We’ll model lead, the same metal we’ve been interpolating since the IDW chapter, as a function of distance to the river. As before we work with logLead, the log of the concentration, because lead is right-skewed. Distance to the river has a correlation of about -0.68 with log lead, the strongest of any variable in meuse.grid2. Other candidates (elevation, slope, TWI, soil type, flooding frequency) either don’t add much once distance is in the model or are largely redundant with it. Simple and defensible. We’ll first do this naively with OLS alone, then add the kriging step to get RK.

Make data as `sf` and extract covariates

Make both objects into sf, then use st_join() with st_nearest_feature to pull river_dist_m from the nearest grid cell onto each sample point.

Code

meusePointsSf <- st_as_sf(meuse2, coords = c("x", "y"), crs = 28992)
meuseGridSf <- st_as_sf(meuse.grid2, coords = c("x", "y"), crs = 28992)

covarsSf <- meuseGridSf %>% select(river_dist_m)
meusePointsSf <- st_join(meusePointsSf, covarsSf, join = st_nearest_feature)

Distance to the river is right-skewed - a handful of points are far from the channel and most are close. Log-transforming it spreads out the short-distance end of the scale where most of the variation in lead happens. We make logLead here too.

Code

meusePointsSf <- meusePointsSf %>%
  mutate(logLead = log(lead), logDist = log(river_dist_m)) %>%
  drop_na(logLead)
meuseGridSf <- meuseGridSf %>%
  mutate(logDist = log(river_dist_m))

OLS

A simple OLS model: \(\log(\text{lead}) = \beta_0 + \beta_1 \log(\text{river\_dist}) + \varepsilon\).

Code

leadLm <- lm(logLead ~ logDist, data = meusePointsSf)
summary(leadLm)


Call:
lm(formula = logLead ~ logDist, data = meusePointsSf)

Residuals:
     Min       1Q   Median       3Q      Max 
-1.32972 -0.33860 -0.07144  0.30170  1.51605 

Coefficients:
            Estimate Std. Error t value Pr(>|t|)    
(Intercept)  7.80779    0.25454   30.67   <2e-16 ***
logDist     -0.54605    0.04523  -12.07   <2e-16 ***
---
Signif. codes:  0 '***' 0.001 '**' 0.01 '*' 0.05 '.' 0.1 ' ' 1

Residual standard error: 0.4893 on 162 degrees of freedom
Multiple R-squared:  0.4736,    Adjusted R-squared:  0.4704 
F-statistic: 145.8 on 1 and 162 DF,  p-value: < 2.2e-16

Distance to the river explains about half the variance in log lead. Now, after you learn about the pitfalls of using OLS with spatial data you’ll be appalled that I’m running this model without checking for autocorrelation in the residuals. But suppress your horror for now, because all we want to do here is show what a purely regression-based prediction surface looks like before we improve on it.

• _Required tasks_
1 > Do these statements agree with the lead-modeling walkthrough? Answer yes or no for each, and quote the words from the walkthrough that decide it. (a) Distance to the river has a correlation of about -0.68 with log lead. (b) Elevation adds a great deal once distance is in the model. (c) The OLS residuals are checked for autocorrelation before the model is run.
2 > Rewrite the part of the lead-modeling walkthrough that opens with the words containing "meusePointsSf <- st_as_sf(meuse2, coords" and closes with "drop_na(logLead)", putting "logRiverDist" in place of "logDist".

• _Information provided_
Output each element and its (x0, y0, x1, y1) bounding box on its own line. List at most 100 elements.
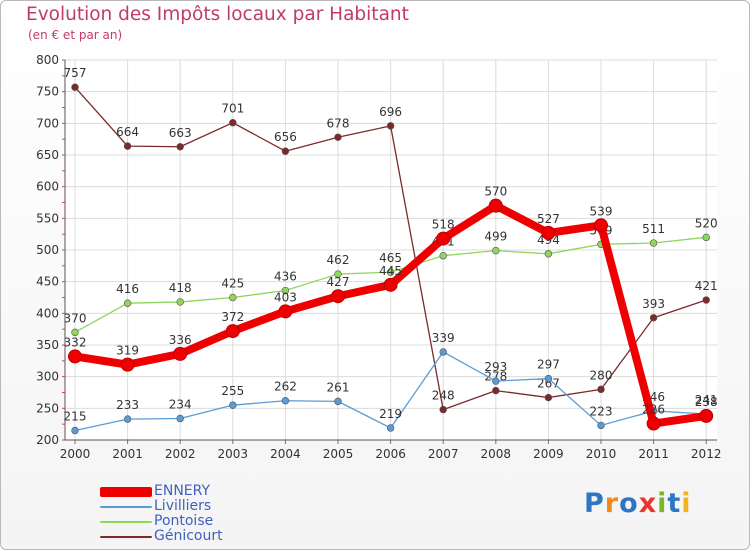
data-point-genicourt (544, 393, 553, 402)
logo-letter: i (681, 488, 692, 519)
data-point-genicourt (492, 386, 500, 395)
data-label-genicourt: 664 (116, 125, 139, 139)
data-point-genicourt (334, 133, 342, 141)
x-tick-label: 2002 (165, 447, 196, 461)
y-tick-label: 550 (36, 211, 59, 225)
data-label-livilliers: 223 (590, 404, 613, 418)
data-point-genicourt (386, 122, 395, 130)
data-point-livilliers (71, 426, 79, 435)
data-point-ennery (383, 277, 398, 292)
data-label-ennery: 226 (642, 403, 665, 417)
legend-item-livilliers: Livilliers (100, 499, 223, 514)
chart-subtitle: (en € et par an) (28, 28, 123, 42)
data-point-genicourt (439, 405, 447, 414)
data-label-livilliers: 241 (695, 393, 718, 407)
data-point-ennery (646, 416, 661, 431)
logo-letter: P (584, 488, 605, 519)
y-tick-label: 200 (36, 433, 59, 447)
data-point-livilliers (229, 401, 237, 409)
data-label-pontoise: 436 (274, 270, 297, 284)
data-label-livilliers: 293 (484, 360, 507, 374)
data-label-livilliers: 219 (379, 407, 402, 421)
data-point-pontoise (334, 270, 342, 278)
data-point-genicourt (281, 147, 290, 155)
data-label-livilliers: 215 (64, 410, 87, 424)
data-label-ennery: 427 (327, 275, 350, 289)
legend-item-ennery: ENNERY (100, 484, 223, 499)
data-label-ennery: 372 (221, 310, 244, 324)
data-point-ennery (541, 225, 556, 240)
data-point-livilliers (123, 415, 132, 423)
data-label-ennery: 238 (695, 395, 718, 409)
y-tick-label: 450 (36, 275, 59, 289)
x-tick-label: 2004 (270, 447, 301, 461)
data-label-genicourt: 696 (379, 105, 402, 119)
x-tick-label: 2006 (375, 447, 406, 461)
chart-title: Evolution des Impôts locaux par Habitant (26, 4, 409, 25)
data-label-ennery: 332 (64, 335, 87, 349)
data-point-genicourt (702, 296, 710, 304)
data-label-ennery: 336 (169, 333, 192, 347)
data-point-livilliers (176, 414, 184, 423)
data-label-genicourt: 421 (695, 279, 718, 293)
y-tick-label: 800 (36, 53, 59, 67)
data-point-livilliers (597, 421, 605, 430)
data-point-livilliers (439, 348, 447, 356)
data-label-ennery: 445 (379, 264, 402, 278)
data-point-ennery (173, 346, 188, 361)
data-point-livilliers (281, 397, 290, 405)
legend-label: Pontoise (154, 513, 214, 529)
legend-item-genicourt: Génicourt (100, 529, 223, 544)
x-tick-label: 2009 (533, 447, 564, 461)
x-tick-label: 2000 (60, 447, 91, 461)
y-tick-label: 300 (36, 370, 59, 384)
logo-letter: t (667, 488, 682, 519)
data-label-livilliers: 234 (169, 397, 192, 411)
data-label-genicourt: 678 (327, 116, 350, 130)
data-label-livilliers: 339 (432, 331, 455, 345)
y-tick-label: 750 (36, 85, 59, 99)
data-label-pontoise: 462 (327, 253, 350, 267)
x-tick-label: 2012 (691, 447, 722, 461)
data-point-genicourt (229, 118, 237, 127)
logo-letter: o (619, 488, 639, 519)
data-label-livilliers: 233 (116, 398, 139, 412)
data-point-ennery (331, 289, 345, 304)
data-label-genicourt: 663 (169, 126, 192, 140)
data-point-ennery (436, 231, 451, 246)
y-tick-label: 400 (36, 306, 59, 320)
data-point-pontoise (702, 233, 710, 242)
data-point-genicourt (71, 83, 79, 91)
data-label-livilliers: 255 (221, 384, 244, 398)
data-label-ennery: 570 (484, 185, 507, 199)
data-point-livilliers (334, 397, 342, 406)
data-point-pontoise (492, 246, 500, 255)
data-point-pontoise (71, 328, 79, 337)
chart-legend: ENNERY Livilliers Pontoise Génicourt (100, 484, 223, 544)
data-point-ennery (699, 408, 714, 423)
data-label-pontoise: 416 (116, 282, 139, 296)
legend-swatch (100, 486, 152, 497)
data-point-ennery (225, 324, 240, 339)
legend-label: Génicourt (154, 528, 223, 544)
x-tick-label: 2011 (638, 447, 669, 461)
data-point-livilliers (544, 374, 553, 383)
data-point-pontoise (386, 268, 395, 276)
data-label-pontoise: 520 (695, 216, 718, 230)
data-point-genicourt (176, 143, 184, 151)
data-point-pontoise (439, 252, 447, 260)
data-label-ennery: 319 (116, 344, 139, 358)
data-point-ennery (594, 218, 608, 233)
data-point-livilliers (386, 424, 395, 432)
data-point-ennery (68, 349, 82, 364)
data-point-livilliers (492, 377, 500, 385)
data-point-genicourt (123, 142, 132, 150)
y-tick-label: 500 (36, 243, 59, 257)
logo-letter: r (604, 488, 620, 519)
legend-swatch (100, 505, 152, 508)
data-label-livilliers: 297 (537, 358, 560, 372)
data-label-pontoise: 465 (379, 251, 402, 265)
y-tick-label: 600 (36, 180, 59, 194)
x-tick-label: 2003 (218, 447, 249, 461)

---

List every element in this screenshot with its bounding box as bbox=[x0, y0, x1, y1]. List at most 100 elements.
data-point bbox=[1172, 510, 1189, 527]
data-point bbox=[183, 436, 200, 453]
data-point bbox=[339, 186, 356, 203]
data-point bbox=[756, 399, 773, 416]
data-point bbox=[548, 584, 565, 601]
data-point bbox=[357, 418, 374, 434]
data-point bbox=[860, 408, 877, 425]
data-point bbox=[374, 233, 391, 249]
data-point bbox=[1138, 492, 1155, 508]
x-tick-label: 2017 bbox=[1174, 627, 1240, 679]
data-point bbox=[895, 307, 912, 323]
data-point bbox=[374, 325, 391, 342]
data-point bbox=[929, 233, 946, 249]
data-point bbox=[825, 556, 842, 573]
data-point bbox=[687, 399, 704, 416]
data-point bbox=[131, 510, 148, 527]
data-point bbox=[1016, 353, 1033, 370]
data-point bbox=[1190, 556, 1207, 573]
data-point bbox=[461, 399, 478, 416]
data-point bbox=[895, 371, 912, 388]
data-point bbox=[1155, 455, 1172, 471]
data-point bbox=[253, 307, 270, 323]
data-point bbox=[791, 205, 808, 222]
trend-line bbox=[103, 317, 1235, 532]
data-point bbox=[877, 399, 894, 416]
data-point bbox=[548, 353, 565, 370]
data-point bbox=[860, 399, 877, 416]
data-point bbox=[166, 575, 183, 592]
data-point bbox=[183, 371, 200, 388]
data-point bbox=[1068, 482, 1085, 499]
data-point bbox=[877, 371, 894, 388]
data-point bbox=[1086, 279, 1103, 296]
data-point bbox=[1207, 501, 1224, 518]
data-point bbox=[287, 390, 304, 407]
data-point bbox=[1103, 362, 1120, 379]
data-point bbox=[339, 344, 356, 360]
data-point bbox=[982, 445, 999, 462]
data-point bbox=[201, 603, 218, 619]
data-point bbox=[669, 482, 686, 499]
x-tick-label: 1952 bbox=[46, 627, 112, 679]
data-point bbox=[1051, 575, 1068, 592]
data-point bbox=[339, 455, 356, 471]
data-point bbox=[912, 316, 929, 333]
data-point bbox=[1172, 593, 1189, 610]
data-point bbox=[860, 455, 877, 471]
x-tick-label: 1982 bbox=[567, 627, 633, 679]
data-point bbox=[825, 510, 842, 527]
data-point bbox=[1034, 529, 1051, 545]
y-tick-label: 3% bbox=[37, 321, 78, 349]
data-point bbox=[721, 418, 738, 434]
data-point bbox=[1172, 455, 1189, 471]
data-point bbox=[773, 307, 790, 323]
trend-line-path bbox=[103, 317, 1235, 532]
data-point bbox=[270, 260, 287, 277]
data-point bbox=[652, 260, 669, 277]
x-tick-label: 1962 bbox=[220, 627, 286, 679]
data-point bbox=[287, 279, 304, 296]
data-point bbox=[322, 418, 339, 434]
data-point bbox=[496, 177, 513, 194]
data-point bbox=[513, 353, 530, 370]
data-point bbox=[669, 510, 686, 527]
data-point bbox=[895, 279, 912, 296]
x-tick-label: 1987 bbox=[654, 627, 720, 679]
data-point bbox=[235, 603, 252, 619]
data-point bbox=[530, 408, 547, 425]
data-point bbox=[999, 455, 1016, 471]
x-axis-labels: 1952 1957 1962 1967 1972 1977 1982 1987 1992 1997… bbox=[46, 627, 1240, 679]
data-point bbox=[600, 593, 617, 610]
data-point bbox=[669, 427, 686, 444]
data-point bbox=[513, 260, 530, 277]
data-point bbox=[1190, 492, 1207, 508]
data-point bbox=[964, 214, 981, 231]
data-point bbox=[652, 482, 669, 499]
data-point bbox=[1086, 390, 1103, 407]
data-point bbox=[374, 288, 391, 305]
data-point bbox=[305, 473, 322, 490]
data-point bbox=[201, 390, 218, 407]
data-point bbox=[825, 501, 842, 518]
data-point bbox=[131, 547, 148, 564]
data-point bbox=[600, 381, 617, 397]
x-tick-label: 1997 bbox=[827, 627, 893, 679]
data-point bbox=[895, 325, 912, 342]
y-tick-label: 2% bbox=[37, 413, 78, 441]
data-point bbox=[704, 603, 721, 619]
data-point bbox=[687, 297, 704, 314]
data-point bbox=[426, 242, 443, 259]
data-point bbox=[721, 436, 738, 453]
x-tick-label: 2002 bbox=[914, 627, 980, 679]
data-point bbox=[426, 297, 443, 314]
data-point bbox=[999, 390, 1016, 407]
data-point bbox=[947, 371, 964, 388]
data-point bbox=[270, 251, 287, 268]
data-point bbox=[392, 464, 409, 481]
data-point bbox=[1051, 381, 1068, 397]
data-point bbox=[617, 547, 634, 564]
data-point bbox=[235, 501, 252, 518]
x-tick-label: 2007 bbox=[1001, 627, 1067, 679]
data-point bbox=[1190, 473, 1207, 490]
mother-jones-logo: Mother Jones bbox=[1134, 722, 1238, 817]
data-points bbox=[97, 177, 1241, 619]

---

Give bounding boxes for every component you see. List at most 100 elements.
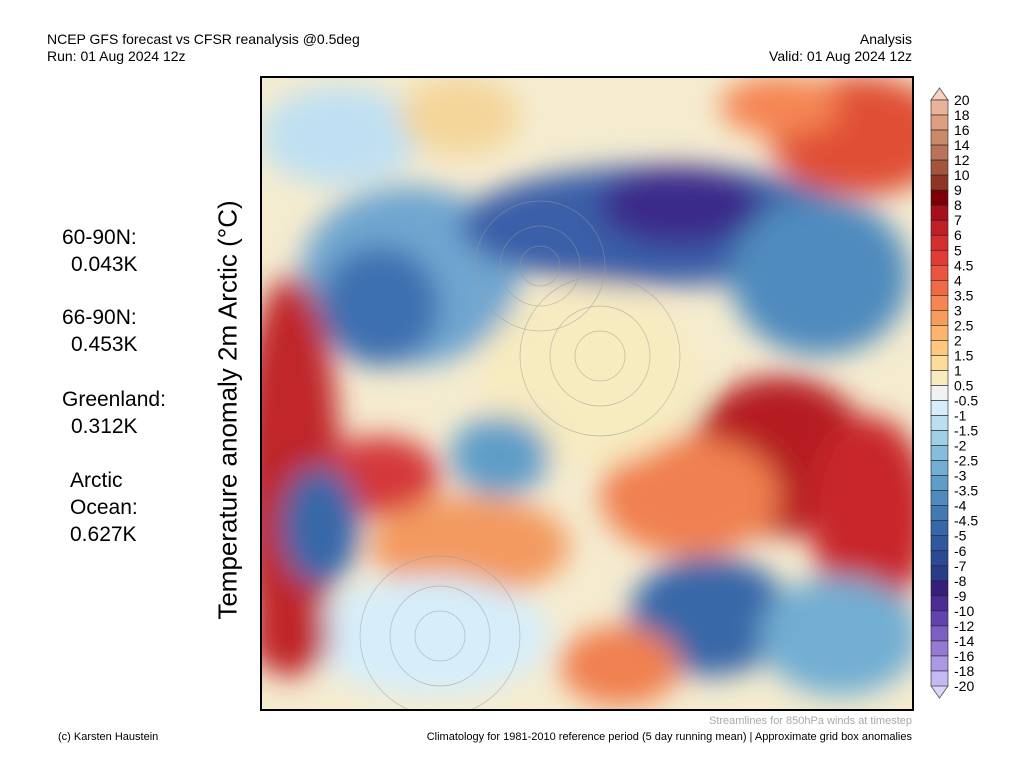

• _Results of the tasks_
1 >
(a) Yes: "Distance to the river has a correlation of about -0.68 with log lead"
(b) No: "either don’t add much once distance is in the model or are largely redundant with it"
(c) No: "I’m running this model without checking for autocorrelation in the residuals"

2 >
meusePointsSf <- st_as_sf(meuse2, coords = c("x", "y"), crs = 28992)
meuseGridSf <- st_as_sf(meuse.grid2, coords = c("x", "y"), crs = 28992)

covarsSf <- meuseGridSf %>% select(river_dist_m)
meusePointsSf <- st_join(meusePointsSf, covarsSf, join = st_nearest_feature)

Distance to the river is right-skewed - a handful of points are far from the channel and most are close. Log-transforming it spreads out the short-distance end of the scale where most of the variation in lead happens. We make logLead here too.

Code

meusePointsSf <- meusePointsSf %>%
  mutate(logLead = log(lead), logRiverDist = log(river_dist_m)) %>%
  drop_na(logLead)